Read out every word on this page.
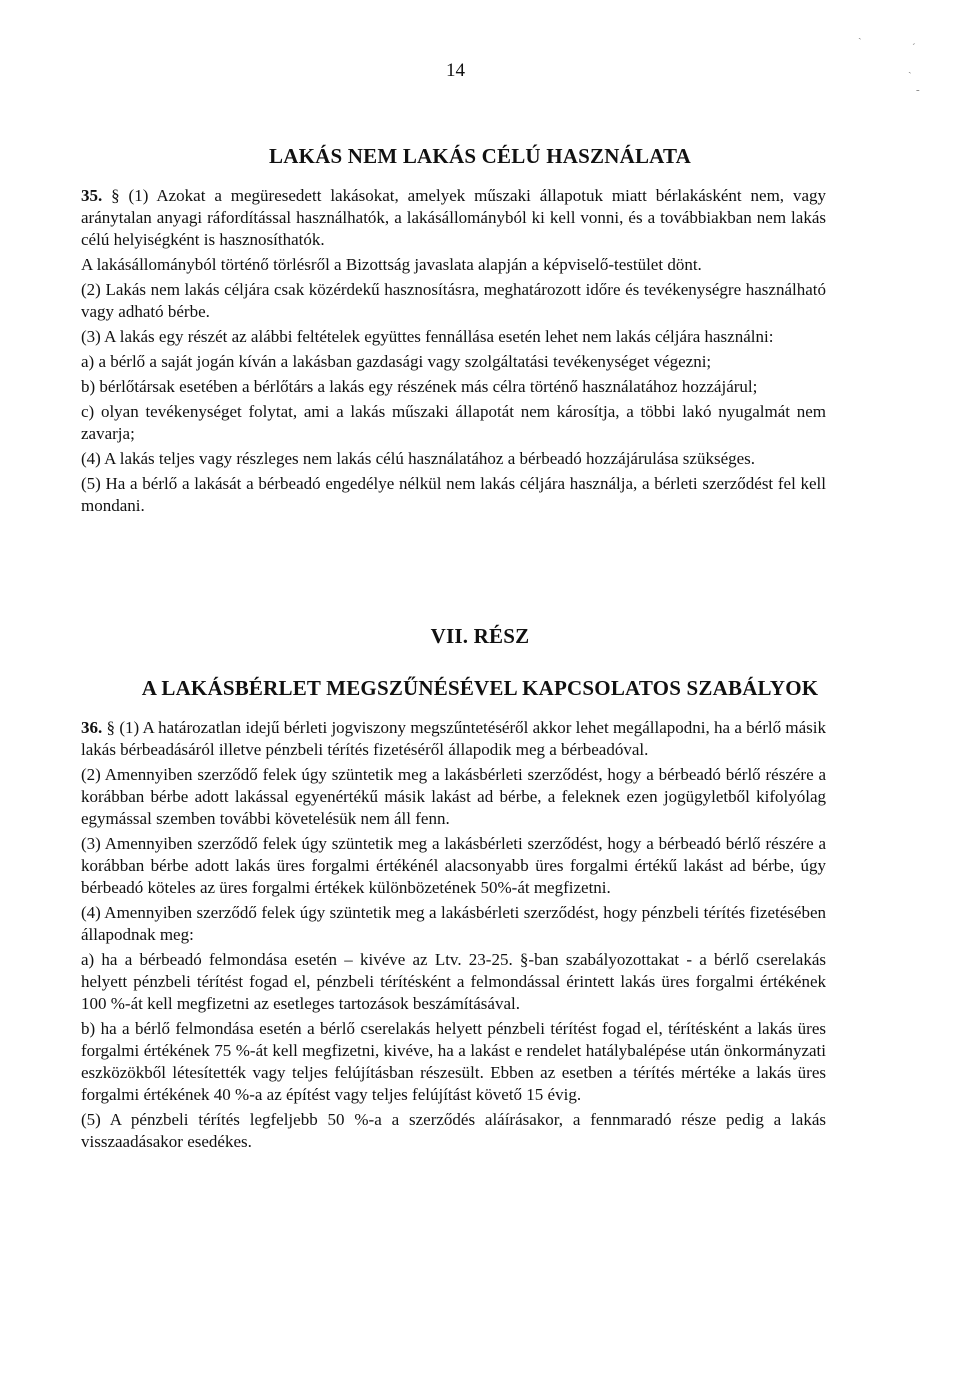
14
LAKÁS NEM LAKÁS CÉLÚ HASZNÁLATA

35. § (1) Azokat a megüresedett lakásokat, amelyek műszaki állapotuk miatt bérlakásként nem, vagy aránytalan anyagi ráfordítással használhatók, a lakásállományból ki kell vonni, és a továbbiakban nem lakás célú helyiségként is hasznosíthatók.

A lakásállományból történő törlésről a Bizottság javaslata alapján a képviselő-testület dönt.

(2) Lakás nem lakás céljára csak közérdekű hasznosításra, meghatározott időre és tevékenységre használható vagy adható bérbe.

(3) A lakás egy részét az alábbi feltételek együttes fennállása esetén lehet nem lakás céljára használni:

a) a bérlő a saját jogán kíván a lakásban gazdasági vagy szolgáltatási tevékenységet végezni;

b) bérlőtársak esetében a bérlőtárs a lakás egy részének más célra történő használatához hozzájárul;

c) olyan tevékenységet folytat, ami a lakás műszaki állapotát nem károsítja, a többi lakó nyugalmát nem zavarja;

(4) A lakás teljes vagy részleges nem lakás célú használatához a bérbeadó hozzájárulása szükséges.

(5) Ha a bérlő a lakását a bérbeadó engedélye nélkül nem lakás céljára használja, a bérleti szerződést fel kell mondani.

VII. RÉSZ
A LAKÁSBÉRLET MEGSZŰNÉSÉVEL KAPCSOLATOS SZABÁLYOK

36. § (1) A határozatlan idejű bérleti jogviszony megszűntetéséről akkor lehet megállapodni, ha a bérlő másik lakás bérbeadásáról illetve pénzbeli térítés fizetéséről állapodik meg a bérbeadóval.

(2) Amennyiben szerződő felek úgy szüntetik meg a lakásbérleti szerződést, hogy a bérbeadó bérlő részére a korábban bérbe adott lakással egyenértékű másik lakást ad bérbe, a feleknek ezen jogügyletből kifolyólag egymással szemben további követelésük nem áll fenn.

(3) Amennyiben szerződő felek úgy szüntetik meg a lakásbérleti szerződést, hogy a bérbeadó bérlő részére a korábban bérbe adott lakás üres forgalmi értékénél alacsonyabb üres forgalmi értékű lakást ad bérbe, úgy bérbeadó köteles az üres forgalmi értékek különbözetének 50%-át megfizetni.

(4) Amennyiben szerződő felek úgy szüntetik meg a lakásbérleti szerződést, hogy pénzbeli térítés fizetésében állapodnak meg:

a) ha a bérbeadó felmondása esetén – kivéve az Ltv. 23-25. §-ban szabályozottakat - a bérlő cserelakás helyett pénzbeli térítést fogad el, pénzbeli térítésként a felmondással érintett lakás üres forgalmi értékének 100 %-át kell megfizetni az esetleges tartozások beszámításával.

b) ha a bérlő felmondása esetén a bérlő cserelakás helyett pénzbeli térítést fogad el, térítésként a lakás üres forgalmi értékének 75 %-át kell megfizetni, kivéve, ha a lakást e rendelet hatálybalépése után önkormányzati eszközökből létesítették vagy teljes felújításban részesült. Ebben az esetben a térítés mértéke a lakás üres forgalmi értékének 40 %-a az építést vagy teljes felújítást követő 15 évig.

(5) A pénzbeli térítés legfeljebb 50 %-a a szerződés aláírásakor, a fennmaradó része pedig a lakás visszaadásakor esedékes.

ˏ
ˊ
ˎ
-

##############################

Leave the images out and output the remaining material exactly as it stands.

Answer to the task:
Read out every word on this page.
14
LAKÁS NEM LAKÁS CÉLÚ HASZNÁLATA

35. § (1) Azokat a megüresedett lakásokat, amelyek műszaki állapotuk miatt bérlakásként nem, vagy aránytalan anyagi ráfordítással használhatók, a lakásállományból ki kell vonni, és a továbbiakban nem lakás célú helyiségként is hasznosíthatók.

A lakásállományból történő törlésről a Bizottság javaslata alapján a képviselő-testület dönt.

(2) Lakás nem lakás céljára csak közérdekű hasznosításra, meghatározott időre és tevékenységre használható vagy adható bérbe.

(3) A lakás egy részét az alábbi feltételek együttes fennállása esetén lehet nem lakás céljára használni:

a) a bérlő a saját jogán kíván a lakásban gazdasági vagy szolgáltatási tevékenységet végezni;

b) bérlőtársak esetében a bérlőtárs a lakás egy részének más célra történő használatához hozzájárul;

c) olyan tevékenységet folytat, ami a lakás műszaki állapotát nem károsítja, a többi lakó nyugalmát nem zavarja;

(4) A lakás teljes vagy részleges nem lakás célú használatához a bérbeadó hozzájárulása szükséges.

(5) Ha a bérlő a lakását a bérbeadó engedélye nélkül nem lakás céljára használja, a bérleti szerződést fel kell mondani.

VII. RÉSZ
A LAKÁSBÉRLET MEGSZŰNÉSÉVEL KAPCSOLATOS SZABÁLYOK

36. § (1) A határozatlan idejű bérleti jogviszony megszűntetéséről akkor lehet megállapodni, ha a bérlő másik lakás bérbeadásáról illetve pénzbeli térítés fizetéséről állapodik meg a bérbeadóval.

(2) Amennyiben szerződő felek úgy szüntetik meg a lakásbérleti szerződést, hogy a bérbeadó bérlő részére a korábban bérbe adott lakással egyenértékű másik lakást ad bérbe, a feleknek ezen jogügyletből kifolyólag egymással szemben további követelésük nem áll fenn.

(3) Amennyiben szerződő felek úgy szüntetik meg a lakásbérleti szerződést, hogy a bérbeadó bérlő részére a korábban bérbe adott lakás üres forgalmi értékénél alacsonyabb üres forgalmi értékű lakást ad bérbe, úgy bérbeadó köteles az üres forgalmi értékek különbözetének 50%-át megfizetni.

(4) Amennyiben szerződő felek úgy szüntetik meg a lakásbérleti szerződést, hogy pénzbeli térítés fizetésében állapodnak meg:

a) ha a bérbeadó felmondása esetén – kivéve az Ltv. 23-25. §-ban szabályozottakat - a bérlő cserelakás helyett pénzbeli térítést fogad el, pénzbeli térítésként a felmondással érintett lakás üres forgalmi értékének 100 %-át kell megfizetni az esetleges tartozások beszámításával.

b) ha a bérlő felmondása esetén a bérlő cserelakás helyett pénzbeli térítést fogad el, térítésként a lakás üres forgalmi értékének 75 %-át kell megfizetni, kivéve, ha a lakást e rendelet hatálybalépése után önkormányzati eszközökből létesítették vagy teljes felújításban részesült. Ebben az esetben a térítés mértéke a lakás üres forgalmi értékének 40 %-a az építést vagy teljes felújítást követő 15 évig.

(5) A pénzbeli térítés legfeljebb 50 %-a a szerződés aláírásakor, a fennmaradó része pedig a lakás visszaadásakor esedékes.

ˏ
ˊ
ˎ
-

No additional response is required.